[Data records]
★ ★ ★ ★ ★

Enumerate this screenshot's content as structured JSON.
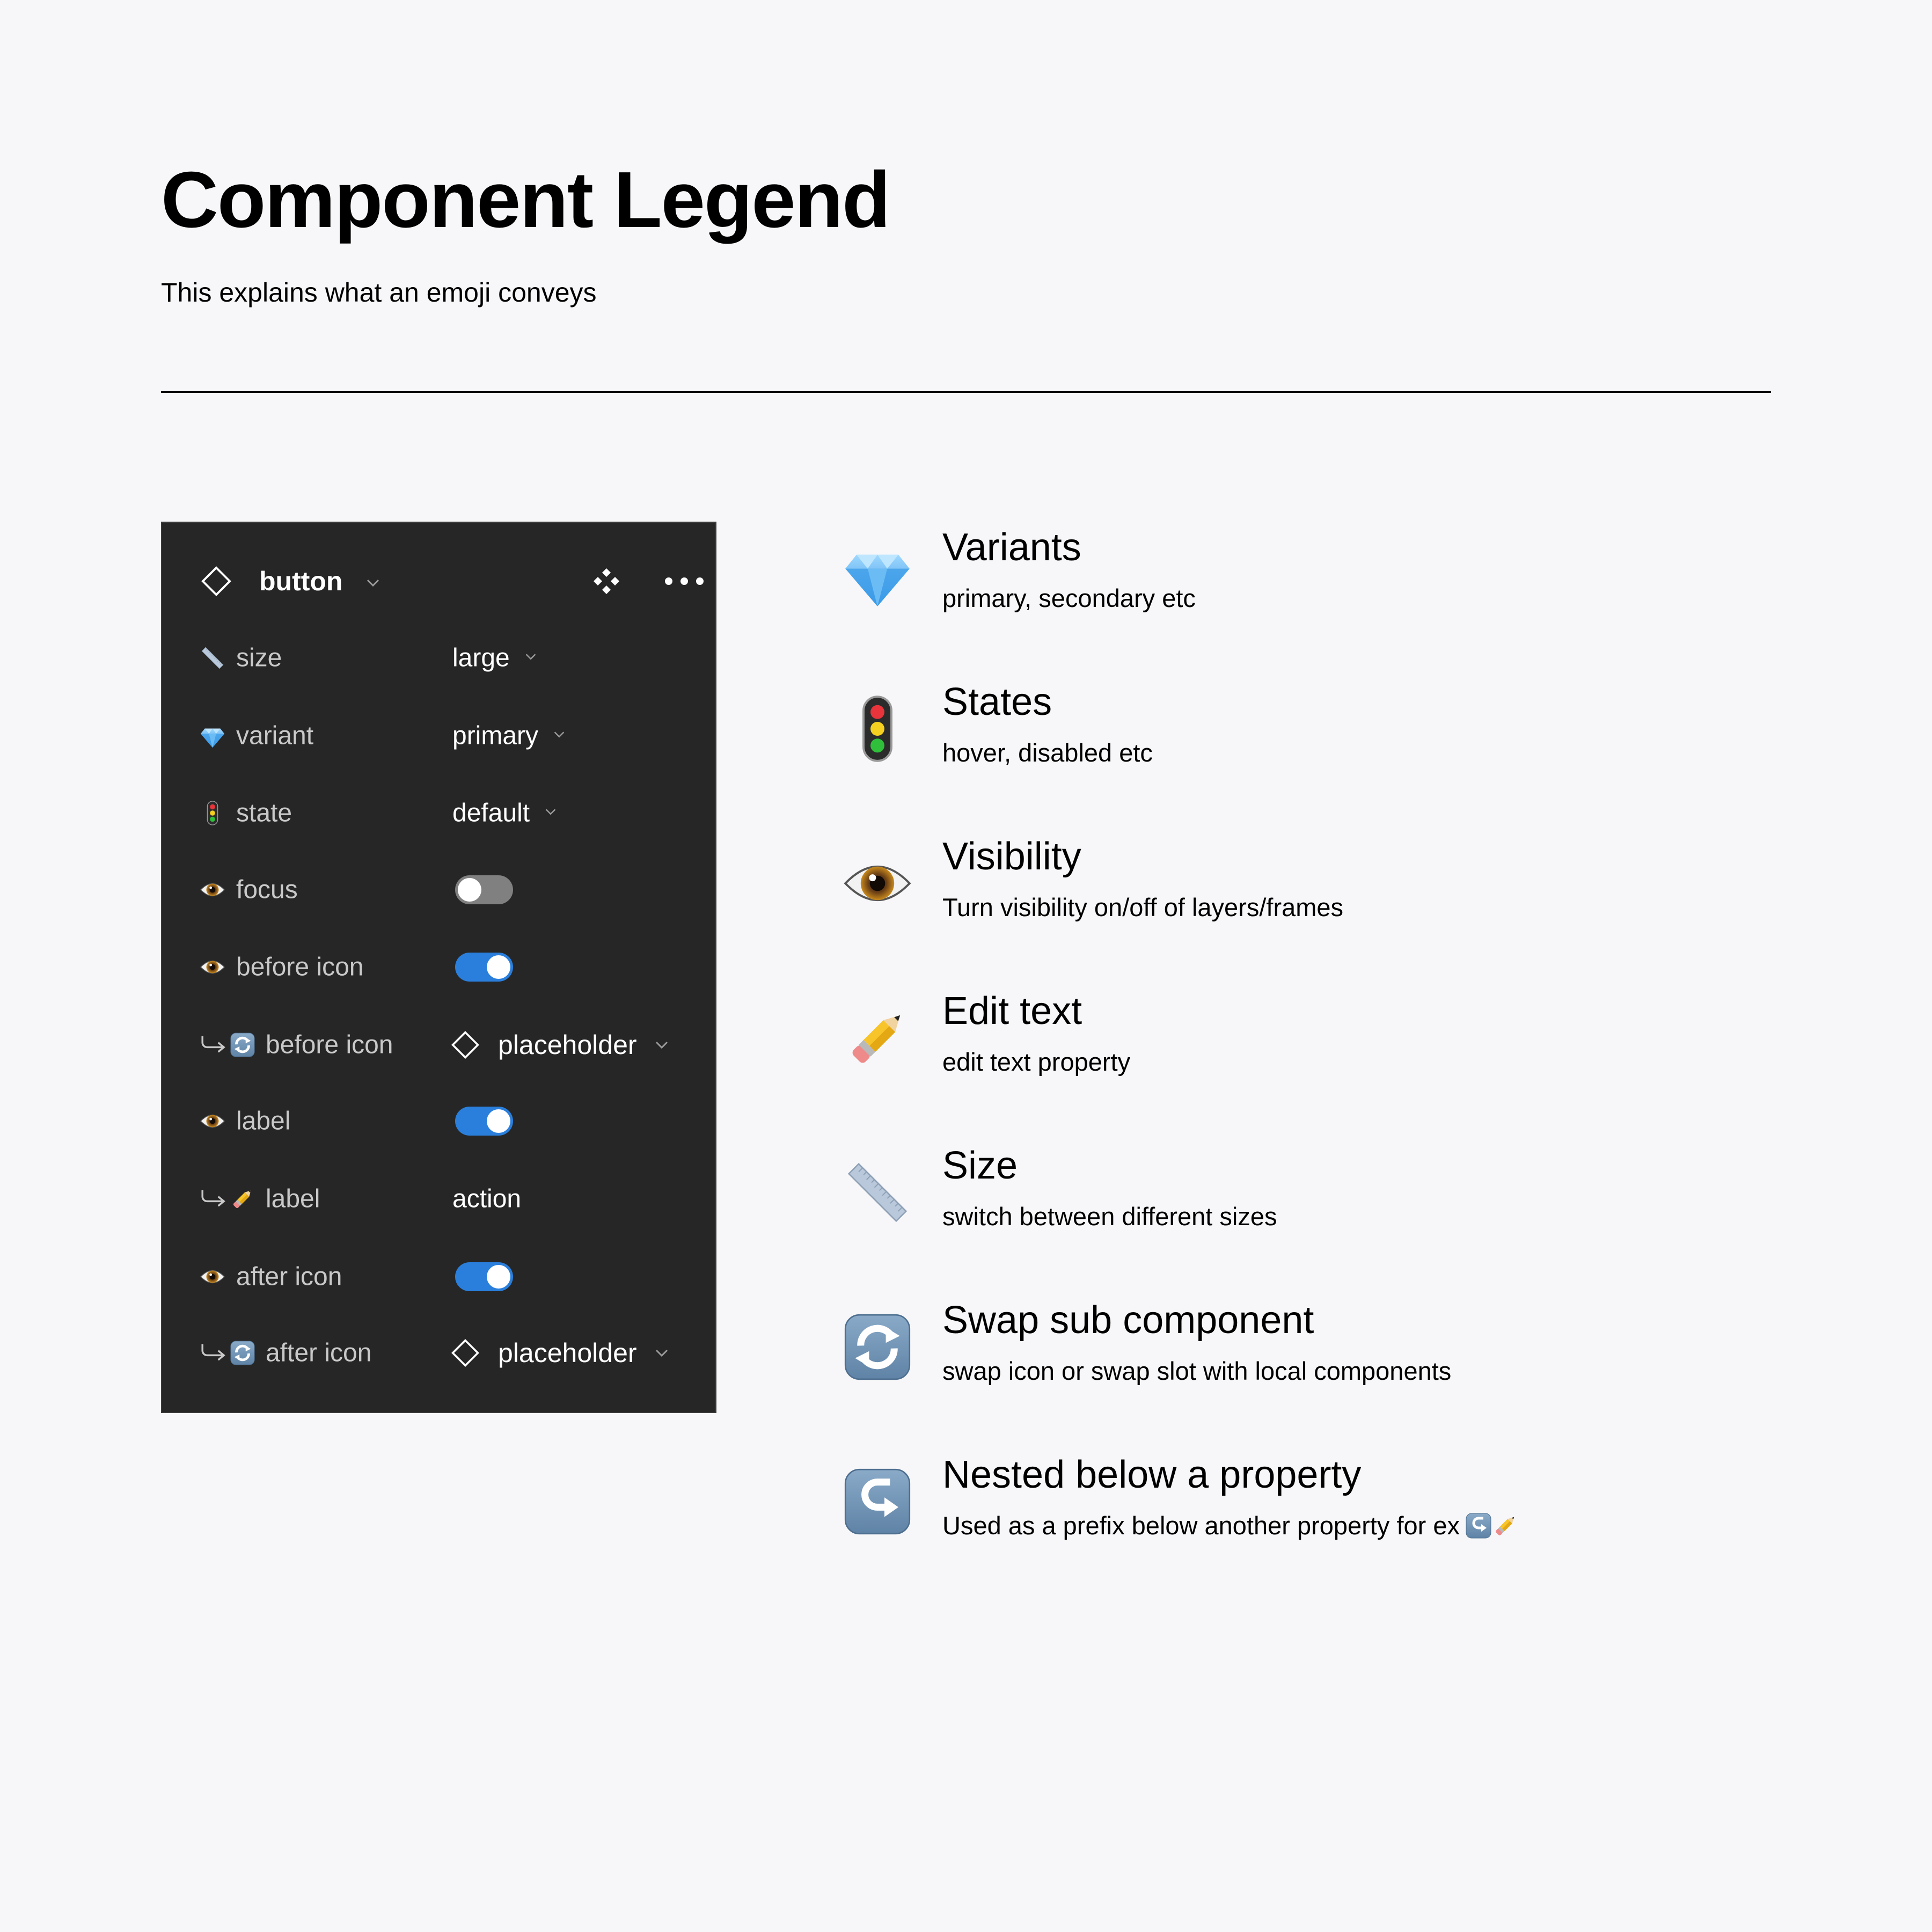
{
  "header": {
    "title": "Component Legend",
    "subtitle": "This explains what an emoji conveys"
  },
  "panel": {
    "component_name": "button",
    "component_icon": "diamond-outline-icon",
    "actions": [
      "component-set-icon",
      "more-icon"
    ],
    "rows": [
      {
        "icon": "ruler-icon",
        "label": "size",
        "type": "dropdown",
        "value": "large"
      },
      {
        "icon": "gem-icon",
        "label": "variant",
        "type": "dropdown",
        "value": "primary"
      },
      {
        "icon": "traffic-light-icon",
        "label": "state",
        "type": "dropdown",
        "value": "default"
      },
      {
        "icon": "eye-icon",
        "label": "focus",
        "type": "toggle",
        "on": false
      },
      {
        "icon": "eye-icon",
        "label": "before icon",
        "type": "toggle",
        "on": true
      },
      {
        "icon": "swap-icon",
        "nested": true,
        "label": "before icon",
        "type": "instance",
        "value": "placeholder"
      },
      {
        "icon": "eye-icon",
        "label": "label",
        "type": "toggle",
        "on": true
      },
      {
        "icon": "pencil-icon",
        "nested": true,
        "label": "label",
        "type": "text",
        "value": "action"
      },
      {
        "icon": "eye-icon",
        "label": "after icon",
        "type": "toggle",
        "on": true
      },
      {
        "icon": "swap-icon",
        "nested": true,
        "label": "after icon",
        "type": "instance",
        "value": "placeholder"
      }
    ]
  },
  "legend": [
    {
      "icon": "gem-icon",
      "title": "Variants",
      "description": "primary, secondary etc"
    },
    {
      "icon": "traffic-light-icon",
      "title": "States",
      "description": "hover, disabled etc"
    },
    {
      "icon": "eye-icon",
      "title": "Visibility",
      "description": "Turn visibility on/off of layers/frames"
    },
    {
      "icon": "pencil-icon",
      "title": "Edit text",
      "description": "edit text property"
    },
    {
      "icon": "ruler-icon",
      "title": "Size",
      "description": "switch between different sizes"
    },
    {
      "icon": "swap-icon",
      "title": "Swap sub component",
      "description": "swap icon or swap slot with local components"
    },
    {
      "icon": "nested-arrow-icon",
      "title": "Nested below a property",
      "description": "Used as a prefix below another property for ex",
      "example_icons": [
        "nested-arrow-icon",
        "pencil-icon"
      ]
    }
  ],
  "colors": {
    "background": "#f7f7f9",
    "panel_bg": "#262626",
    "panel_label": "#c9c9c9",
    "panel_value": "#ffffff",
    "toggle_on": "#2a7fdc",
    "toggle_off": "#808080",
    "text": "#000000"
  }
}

★ ★ ★ ★ ★

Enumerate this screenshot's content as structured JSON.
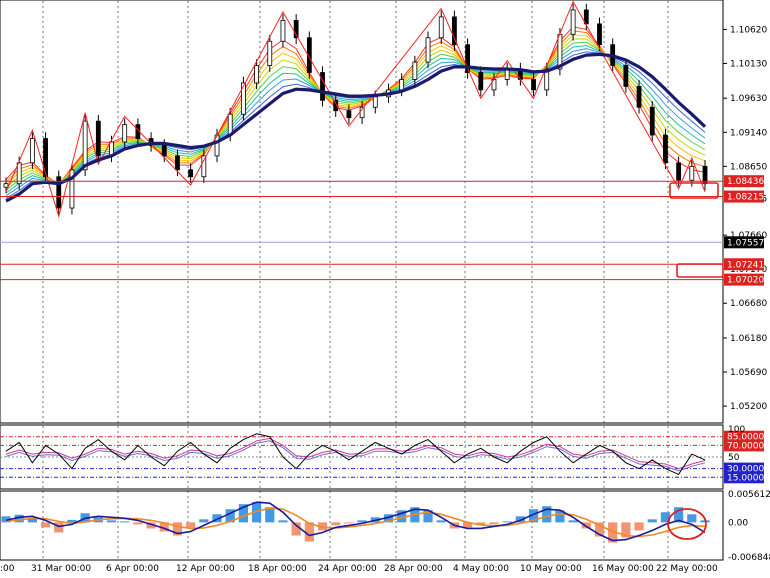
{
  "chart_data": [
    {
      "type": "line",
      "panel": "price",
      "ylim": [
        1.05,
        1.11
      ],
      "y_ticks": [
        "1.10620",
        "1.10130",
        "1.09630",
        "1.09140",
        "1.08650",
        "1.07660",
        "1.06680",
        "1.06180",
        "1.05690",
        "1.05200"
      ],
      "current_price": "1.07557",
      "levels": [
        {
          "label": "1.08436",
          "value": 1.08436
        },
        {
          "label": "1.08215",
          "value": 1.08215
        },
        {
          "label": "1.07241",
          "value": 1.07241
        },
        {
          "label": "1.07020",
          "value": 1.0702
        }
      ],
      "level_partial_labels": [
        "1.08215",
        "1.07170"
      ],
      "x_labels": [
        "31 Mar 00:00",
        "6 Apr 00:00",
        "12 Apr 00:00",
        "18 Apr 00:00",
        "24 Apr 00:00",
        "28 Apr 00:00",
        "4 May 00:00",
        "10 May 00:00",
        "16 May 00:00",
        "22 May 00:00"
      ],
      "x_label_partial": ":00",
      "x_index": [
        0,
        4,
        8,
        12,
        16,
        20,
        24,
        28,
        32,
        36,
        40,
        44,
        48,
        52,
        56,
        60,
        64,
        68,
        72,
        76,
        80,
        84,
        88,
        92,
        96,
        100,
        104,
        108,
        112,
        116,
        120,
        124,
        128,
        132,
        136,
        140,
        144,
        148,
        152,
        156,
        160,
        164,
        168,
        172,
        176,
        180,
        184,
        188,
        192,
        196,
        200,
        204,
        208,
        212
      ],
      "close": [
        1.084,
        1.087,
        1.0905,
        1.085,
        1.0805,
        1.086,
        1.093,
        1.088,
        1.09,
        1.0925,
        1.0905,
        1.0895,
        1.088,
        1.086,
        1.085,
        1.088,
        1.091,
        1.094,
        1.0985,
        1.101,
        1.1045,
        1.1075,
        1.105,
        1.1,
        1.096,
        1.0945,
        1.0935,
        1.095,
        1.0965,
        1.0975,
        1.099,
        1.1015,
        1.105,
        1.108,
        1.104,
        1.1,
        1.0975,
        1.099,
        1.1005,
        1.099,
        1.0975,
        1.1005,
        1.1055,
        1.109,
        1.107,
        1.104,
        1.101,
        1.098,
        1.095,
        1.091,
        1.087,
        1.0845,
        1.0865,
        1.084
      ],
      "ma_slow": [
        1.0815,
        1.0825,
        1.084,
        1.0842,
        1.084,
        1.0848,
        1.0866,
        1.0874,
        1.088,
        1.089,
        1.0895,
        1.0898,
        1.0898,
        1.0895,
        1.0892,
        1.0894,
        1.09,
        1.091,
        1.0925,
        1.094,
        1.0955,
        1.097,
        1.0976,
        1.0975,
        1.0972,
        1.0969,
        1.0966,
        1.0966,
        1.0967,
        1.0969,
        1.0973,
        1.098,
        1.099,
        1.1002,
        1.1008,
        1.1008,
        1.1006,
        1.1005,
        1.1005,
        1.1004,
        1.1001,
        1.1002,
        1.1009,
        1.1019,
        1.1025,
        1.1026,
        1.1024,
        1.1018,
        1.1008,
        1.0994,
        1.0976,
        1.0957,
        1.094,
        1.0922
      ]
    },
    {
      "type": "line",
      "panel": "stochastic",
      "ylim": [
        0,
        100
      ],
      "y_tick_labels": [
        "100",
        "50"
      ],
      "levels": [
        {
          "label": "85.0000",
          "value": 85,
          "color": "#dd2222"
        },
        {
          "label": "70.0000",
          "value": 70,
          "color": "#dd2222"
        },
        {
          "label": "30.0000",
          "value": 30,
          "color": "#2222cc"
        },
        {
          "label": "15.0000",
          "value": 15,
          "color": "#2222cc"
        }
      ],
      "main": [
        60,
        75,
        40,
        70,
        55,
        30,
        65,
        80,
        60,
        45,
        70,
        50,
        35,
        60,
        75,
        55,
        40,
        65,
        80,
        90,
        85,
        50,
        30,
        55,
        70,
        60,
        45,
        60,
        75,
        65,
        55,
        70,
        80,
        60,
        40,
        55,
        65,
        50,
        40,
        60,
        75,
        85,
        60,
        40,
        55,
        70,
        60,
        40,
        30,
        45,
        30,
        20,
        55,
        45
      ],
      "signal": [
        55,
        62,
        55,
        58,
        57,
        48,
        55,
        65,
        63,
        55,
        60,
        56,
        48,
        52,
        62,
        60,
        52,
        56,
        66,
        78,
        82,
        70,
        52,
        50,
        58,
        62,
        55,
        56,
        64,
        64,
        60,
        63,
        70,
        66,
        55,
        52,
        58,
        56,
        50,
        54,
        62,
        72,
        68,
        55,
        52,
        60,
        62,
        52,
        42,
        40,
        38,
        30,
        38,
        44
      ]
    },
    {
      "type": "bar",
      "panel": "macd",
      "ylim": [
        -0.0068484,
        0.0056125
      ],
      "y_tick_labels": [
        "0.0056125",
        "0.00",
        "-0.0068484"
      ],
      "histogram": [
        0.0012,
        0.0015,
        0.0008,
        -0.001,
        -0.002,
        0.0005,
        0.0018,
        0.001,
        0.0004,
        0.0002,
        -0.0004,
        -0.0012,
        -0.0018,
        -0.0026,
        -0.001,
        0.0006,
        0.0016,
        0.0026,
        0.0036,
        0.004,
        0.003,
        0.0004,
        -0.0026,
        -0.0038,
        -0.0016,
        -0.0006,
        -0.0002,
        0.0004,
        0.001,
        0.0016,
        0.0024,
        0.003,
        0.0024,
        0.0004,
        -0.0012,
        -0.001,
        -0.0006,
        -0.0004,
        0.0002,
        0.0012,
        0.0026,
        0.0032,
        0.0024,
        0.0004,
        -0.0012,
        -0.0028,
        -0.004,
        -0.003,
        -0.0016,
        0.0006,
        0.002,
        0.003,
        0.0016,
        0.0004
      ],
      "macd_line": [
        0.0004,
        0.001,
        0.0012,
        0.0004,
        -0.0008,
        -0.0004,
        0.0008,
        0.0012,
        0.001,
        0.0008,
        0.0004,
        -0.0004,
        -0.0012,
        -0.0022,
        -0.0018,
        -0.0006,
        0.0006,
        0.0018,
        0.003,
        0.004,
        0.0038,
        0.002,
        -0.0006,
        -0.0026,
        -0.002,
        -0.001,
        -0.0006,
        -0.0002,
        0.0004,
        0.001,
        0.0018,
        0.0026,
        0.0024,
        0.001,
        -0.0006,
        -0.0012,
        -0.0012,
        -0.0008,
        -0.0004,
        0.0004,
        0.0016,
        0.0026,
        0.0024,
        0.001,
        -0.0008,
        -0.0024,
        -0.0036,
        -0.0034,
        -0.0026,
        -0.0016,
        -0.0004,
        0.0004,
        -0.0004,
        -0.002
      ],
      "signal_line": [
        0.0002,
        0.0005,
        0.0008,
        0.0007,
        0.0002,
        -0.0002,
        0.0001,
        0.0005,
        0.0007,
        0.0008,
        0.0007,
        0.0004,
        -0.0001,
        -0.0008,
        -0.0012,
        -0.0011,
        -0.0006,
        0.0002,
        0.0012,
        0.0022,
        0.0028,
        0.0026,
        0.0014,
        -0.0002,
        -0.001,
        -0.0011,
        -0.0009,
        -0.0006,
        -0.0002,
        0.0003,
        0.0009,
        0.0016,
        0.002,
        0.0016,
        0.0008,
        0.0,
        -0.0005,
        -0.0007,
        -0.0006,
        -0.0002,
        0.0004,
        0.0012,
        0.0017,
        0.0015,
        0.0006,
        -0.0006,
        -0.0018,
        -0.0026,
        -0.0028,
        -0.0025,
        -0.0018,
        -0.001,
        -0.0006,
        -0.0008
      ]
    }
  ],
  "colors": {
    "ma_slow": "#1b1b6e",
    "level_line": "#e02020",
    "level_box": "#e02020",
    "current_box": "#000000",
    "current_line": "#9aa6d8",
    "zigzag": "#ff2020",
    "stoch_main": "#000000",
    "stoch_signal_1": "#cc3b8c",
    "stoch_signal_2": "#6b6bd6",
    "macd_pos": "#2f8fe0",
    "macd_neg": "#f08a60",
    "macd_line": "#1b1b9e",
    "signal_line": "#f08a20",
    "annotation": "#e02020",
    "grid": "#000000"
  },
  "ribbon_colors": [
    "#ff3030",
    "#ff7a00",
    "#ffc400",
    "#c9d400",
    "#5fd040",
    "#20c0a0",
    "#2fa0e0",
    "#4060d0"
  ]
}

★ ★ ★ ★ ★

**WHAT YOU NEED TO DO:** Determine how many lines of the listing above hold the word "description". Report that number without anything else.

**TASK SOLUTION:** 7